▶ _EXERCISE_
Please list all lines of the material below in which the string "Britons" occurs.

Figure collection entries
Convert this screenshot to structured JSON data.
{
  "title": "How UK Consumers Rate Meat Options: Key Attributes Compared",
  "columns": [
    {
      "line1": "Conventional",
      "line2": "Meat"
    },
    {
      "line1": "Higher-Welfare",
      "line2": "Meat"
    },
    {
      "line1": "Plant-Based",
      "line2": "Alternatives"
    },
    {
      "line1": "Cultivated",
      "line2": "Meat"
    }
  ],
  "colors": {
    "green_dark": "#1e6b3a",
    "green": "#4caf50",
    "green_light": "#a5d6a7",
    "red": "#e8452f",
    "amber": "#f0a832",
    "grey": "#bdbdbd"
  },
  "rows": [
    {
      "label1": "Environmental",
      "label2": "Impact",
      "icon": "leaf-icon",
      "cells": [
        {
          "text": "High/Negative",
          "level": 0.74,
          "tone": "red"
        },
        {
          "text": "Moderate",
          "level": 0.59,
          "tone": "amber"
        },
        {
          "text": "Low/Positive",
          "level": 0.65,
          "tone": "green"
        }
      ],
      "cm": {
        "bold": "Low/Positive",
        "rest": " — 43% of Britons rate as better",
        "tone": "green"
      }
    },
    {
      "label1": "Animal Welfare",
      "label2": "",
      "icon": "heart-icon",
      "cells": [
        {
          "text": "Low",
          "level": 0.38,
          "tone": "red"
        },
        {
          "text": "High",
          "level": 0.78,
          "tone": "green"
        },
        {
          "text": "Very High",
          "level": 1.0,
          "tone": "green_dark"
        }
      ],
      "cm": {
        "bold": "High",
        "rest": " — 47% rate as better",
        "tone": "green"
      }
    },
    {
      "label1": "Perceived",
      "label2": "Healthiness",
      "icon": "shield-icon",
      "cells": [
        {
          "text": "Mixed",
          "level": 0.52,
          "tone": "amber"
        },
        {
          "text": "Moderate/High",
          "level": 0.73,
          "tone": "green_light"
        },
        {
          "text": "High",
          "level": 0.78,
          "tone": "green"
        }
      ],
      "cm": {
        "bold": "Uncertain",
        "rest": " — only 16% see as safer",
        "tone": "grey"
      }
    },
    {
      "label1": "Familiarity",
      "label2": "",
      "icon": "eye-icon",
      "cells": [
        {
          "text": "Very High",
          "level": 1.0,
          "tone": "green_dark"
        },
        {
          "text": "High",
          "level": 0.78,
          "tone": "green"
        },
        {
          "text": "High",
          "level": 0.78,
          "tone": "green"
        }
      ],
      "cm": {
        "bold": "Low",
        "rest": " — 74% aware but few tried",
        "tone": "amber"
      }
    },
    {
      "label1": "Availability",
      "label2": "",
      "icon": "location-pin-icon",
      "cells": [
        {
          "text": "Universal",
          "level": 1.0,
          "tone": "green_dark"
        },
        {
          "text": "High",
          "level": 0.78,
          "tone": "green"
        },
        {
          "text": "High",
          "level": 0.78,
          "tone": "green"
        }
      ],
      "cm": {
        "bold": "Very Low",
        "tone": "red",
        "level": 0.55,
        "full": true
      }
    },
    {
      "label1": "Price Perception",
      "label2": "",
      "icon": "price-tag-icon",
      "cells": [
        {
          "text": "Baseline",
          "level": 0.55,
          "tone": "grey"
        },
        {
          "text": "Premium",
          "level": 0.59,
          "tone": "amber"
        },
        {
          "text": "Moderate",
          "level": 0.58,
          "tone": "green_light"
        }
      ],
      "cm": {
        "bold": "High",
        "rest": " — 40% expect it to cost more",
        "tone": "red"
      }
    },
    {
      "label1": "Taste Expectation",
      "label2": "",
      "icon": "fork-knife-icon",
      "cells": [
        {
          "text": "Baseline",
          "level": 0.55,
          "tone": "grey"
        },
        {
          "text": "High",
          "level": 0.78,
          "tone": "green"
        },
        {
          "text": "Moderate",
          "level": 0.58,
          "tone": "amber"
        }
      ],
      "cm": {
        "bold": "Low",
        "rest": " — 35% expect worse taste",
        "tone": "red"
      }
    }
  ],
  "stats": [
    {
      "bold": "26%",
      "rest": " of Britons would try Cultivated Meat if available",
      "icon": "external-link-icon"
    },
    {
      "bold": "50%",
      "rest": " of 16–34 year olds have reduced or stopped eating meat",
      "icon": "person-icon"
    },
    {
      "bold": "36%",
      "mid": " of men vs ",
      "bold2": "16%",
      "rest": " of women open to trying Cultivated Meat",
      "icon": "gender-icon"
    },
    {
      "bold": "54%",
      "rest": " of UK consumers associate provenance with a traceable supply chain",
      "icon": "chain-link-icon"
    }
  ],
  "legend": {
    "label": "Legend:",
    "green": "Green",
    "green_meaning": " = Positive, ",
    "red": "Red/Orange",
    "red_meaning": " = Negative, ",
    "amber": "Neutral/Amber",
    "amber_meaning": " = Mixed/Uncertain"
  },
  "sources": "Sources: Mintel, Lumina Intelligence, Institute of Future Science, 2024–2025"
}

▶ _FULL ANSWER_
        "rest": " — 43% of Britons rate as better",
      "rest": " of Britons would try Cultivated Meat if available",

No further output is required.